Return every record verbatim.

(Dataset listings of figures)
•••••

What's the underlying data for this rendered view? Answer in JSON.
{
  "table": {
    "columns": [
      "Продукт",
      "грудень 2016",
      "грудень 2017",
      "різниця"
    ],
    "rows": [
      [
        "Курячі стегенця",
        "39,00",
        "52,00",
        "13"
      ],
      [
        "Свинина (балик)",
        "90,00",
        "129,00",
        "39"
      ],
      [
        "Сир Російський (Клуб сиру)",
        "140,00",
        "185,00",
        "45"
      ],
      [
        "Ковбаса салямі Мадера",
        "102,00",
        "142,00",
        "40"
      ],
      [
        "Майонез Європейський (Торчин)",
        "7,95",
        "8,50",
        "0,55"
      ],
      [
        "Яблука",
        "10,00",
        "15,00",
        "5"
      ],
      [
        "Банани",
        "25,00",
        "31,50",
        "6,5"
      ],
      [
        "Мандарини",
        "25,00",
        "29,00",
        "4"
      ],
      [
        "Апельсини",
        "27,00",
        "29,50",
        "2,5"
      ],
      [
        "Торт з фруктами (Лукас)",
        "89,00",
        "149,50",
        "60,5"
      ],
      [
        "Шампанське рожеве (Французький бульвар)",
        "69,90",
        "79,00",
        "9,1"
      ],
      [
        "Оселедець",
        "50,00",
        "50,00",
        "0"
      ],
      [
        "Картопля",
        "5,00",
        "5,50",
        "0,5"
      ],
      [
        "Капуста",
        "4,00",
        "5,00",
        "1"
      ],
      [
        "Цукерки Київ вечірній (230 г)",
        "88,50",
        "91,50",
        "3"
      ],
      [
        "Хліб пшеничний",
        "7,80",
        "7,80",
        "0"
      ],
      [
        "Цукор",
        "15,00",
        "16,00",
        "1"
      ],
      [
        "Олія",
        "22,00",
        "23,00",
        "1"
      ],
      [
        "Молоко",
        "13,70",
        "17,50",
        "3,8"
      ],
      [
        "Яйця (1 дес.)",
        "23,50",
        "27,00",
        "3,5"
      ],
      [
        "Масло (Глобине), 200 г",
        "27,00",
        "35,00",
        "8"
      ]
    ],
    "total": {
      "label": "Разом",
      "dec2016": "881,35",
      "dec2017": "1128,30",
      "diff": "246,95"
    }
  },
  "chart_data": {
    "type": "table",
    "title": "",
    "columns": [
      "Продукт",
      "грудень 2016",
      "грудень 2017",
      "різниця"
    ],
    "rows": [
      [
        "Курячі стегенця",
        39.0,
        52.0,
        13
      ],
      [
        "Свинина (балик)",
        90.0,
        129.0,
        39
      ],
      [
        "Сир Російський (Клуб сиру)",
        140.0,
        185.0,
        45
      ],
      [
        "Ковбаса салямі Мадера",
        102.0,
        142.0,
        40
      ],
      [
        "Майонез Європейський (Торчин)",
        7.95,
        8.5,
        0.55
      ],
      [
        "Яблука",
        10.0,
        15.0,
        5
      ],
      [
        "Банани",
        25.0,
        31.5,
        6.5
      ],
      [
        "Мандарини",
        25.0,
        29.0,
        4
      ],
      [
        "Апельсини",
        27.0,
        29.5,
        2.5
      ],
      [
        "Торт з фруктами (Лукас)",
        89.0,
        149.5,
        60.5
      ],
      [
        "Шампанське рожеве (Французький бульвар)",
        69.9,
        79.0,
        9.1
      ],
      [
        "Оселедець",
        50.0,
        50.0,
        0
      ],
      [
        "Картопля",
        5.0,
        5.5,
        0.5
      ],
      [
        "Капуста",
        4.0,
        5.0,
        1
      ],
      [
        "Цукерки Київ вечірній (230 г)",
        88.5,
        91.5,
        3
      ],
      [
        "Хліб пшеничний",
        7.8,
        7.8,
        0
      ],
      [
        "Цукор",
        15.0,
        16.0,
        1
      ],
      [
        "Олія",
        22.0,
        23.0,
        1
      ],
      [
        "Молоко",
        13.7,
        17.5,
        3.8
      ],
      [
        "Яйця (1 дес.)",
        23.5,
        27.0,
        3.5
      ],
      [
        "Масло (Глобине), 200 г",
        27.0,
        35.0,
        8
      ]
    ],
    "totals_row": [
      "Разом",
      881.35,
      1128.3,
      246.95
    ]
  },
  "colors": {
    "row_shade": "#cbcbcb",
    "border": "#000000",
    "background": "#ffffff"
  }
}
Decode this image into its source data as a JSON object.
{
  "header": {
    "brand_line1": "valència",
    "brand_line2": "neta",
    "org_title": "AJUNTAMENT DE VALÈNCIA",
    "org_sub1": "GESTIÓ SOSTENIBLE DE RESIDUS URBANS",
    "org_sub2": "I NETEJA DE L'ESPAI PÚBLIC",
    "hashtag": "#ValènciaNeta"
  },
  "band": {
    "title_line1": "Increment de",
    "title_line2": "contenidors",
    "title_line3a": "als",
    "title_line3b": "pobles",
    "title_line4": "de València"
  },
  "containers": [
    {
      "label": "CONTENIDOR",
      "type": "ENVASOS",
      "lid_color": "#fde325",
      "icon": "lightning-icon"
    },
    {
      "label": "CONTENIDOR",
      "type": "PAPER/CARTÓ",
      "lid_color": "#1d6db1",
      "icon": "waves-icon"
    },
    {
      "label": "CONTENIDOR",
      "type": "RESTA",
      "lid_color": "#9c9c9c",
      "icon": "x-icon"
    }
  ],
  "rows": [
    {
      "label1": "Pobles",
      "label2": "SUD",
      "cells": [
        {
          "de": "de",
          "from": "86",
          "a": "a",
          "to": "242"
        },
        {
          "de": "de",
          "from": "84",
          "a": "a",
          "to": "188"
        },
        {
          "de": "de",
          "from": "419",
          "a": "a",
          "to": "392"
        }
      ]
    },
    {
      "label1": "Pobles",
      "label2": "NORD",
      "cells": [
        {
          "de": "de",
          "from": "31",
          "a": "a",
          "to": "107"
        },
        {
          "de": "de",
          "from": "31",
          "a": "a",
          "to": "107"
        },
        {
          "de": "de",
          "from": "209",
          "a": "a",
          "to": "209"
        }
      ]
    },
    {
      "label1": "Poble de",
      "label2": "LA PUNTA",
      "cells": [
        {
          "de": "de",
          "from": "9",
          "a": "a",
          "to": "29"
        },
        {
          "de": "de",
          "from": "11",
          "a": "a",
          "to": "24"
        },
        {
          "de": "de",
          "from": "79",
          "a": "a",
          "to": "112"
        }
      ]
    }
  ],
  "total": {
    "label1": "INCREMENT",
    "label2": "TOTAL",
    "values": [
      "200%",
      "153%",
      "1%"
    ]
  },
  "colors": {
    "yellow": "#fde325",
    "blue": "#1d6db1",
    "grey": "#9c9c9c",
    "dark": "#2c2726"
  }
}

•••••

Task result:
What's the underlying data for this rendered view? Answer in JSON.
{
  "table": {
    "columns": [
      "Продукт",
      "грудень 2016",
      "грудень 2017",
      "різниця"
    ],
    "rows": [
      [
        "Курячі стегенця",
        "39,00",
        "52,00",
        "13"
      ],
      [
        "Свинина (балик)",
        "90,00",
        "129,00",
        "39"
      ],
      [
        "Сир Російський (Клуб сиру)",
        "140,00",
        "185,00",
        "45"
      ],
      [
        "Ковбаса салямі Мадера",
        "102,00",
        "142,00",
        "40"
      ],
      [
        "Майонез Європейський (Торчин)",
        "7,95",
        "8,50",
        "0,55"
      ],
      [
        "Яблука",
        "10,00",
        "15,00",
        "5"
      ],
      [
        "Банани",
        "25,00",
        "31,50",
        "6,5"
      ],
      [
        "Мандарини",
        "25,00",
        "29,00",
        "4"
      ],
      [
        "Апельсини",
        "27,00",
        "29,50",
        "2,5"
      ],
      [
        "Торт з фруктами (Лукас)",
        "89,00",
        "149,50",
        "60,5"
      ],
      [
        "Шампанське рожеве (Французький бульвар)",
        "69,90",
        "79,00",
        "9,1"
      ],
      [
        "Оселедець",
        "50,00",
        "50,00",
        "0"
      ],
      [
        "Картопля",
        "5,00",
        "5,50",
        "0,5"
      ],
      [
        "Капуста",
        "4,00",
        "5,00",
        "1"
      ],
      [
        "Цукерки Київ вечірній (230 г)",
        "88,50",
        "91,50",
        "3"
      ],
      [
        "Хліб пшеничний",
        "7,80",
        "7,80",
        "0"
      ],
      [
        "Цукор",
        "15,00",
        "16,00",
        "1"
      ],
      [
        "Олія",
        "22,00",
        "23,00",
        "1"
      ],
      [
        "Молоко",
        "13,70",
        "17,50",
        "3,8"
      ],
      [
        "Яйця (1 дес.)",
        "23,50",
        "27,00",
        "3,5"
      ],
      [
        "Масло (Глобине), 200 г",
        "27,00",
        "35,00",
        "8"
      ]
    ],
    "total": {
      "label": "Разом",
      "dec2016": "881,35",
      "dec2017": "1128,30",
      "diff": "246,95"
    }
  },
  "chart_data": {
    "type": "table",
    "title": "",
    "columns": [
      "Продукт",
      "грудень 2016",
      "грудень 2017",
      "різниця"
    ],
    "rows": [
      [
        "Курячі стегенця",
        39.0,
        52.0,
        13
      ],
      [
        "Свинина (балик)",
        90.0,
        129.0,
        39
      ],
      [
        "Сир Російський (Клуб сиру)",
        140.0,
        185.0,
        45
      ],
      [
        "Ковбаса салямі Мадера",
        102.0,
        142.0,
        40
      ],
      [
        "Майонез Європейський (Торчин)",
        7.95,
        8.5,
        0.55
      ],
      [
        "Яблука",
        10.0,
        15.0,
        5
      ],
      [
        "Банани",
        25.0,
        31.5,
        6.5
      ],
      [
        "Мандарини",
        25.0,
        29.0,
        4
      ],
      [
        "Апельсини",
        27.0,
        29.5,
        2.5
      ],
      [
        "Торт з фруктами (Лукас)",
        89.0,
        149.5,
        60.5
      ],
      [
        "Шампанське рожеве (Французький бульвар)",
        69.9,
        79.0,
        9.1
      ],
      [
        "Оселедець",
        50.0,
        50.0,
        0
      ],
      [
        "Картопля",
        5.0,
        5.5,
        0.5
      ],
      [
        "Капуста",
        4.0,
        5.0,
        1
      ],
      [
        "Цукерки Київ вечірній (230 г)",
        88.5,
        91.5,
        3
      ],
      [
        "Хліб пшеничний",
        7.8,
        7.8,
        0
      ],
      [
        "Цукор",
        15.0,
        16.0,
        1
      ],
      [
        "Олія",
        22.0,
        23.0,
        1
      ],
      [
        "Молоко",
        13.7,
        17.5,
        3.8
      ],
      [
        "Яйця (1 дес.)",
        23.5,
        27.0,
        3.5
      ],
      [
        "Масло (Глобине), 200 г",
        27.0,
        35.0,
        8
      ]
    ],
    "totals_row": [
      "Разом",
      881.35,
      1128.3,
      246.95
    ]
  },
  "colors": {
    "row_shade": "#cbcbcb",
    "border": "#000000",
    "background": "#ffffff"
  }
}
Decode this image into its source data as a JSON object.
{
  "header": {
    "brand_line1": "valència",
    "brand_line2": "neta",
    "org_title": "AJUNTAMENT DE VALÈNCIA",
    "org_sub1": "GESTIÓ SOSTENIBLE DE RESIDUS URBANS",
    "org_sub2": "I NETEJA DE L'ESPAI PÚBLIC",
    "hashtag": "#ValènciaNeta"
  },
  "band": {
    "title_line1": "Increment de",
    "title_line2": "contenidors",
    "title_line3a": "als",
    "title_line3b": "pobles",
    "title_line4": "de València"
  },
  "containers": [
    {
      "label": "CONTENIDOR",
      "type": "ENVASOS",
      "lid_color": "#fde325",
      "icon": "lightning-icon"
    },
    {
      "label": "CONTENIDOR",
      "type": "PAPER/CARTÓ",
      "lid_color": "#1d6db1",
      "icon": "waves-icon"
    },
    {
      "label": "CONTENIDOR",
      "type": "RESTA",
      "lid_color": "#9c9c9c",
      "icon": "x-icon"
    }
  ],
  "rows": [
    {
      "label1": "Pobles",
      "label2": "SUD",
      "cells": [
        {
          "de": "de",
          "from": "86",
          "a": "a",
          "to": "242"
        },
        {
          "de": "de",
          "from": "84",
          "a": "a",
          "to": "188"
        },
        {
          "de": "de",
          "from": "419",
          "a": "a",
          "to": "392"
        }
      ]
    },
    {
      "label1": "Pobles",
      "label2": "NORD",
      "cells": [
        {
          "de": "de",
          "from": "31",
          "a": "a",
          "to": "107"
        },
        {
          "de": "de",
          "from": "31",
          "a": "a",
          "to": "107"
        },
        {
          "de": "de",
          "from": "209",
          "a": "a",
          "to": "209"
        }
      ]
    },
    {
      "label1": "Poble de",
      "label2": "LA PUNTA",
      "cells": [
        {
          "de": "de",
          "from": "9",
          "a": "a",
          "to": "29"
        },
        {
          "de": "de",
          "from": "11",
          "a": "a",
          "to": "24"
        },
        {
          "de": "de",
          "from": "79",
          "a": "a",
          "to": "112"
        }
      ]
    }
  ],
  "total": {
    "label1": "INCREMENT",
    "label2": "TOTAL",
    "values": [
      "200%",
      "153%",
      "1%"
    ]
  },
  "colors": {
    "yellow": "#fde325",
    "blue": "#1d6db1",
    "grey": "#9c9c9c",
    "dark": "#2c2726"
  }
}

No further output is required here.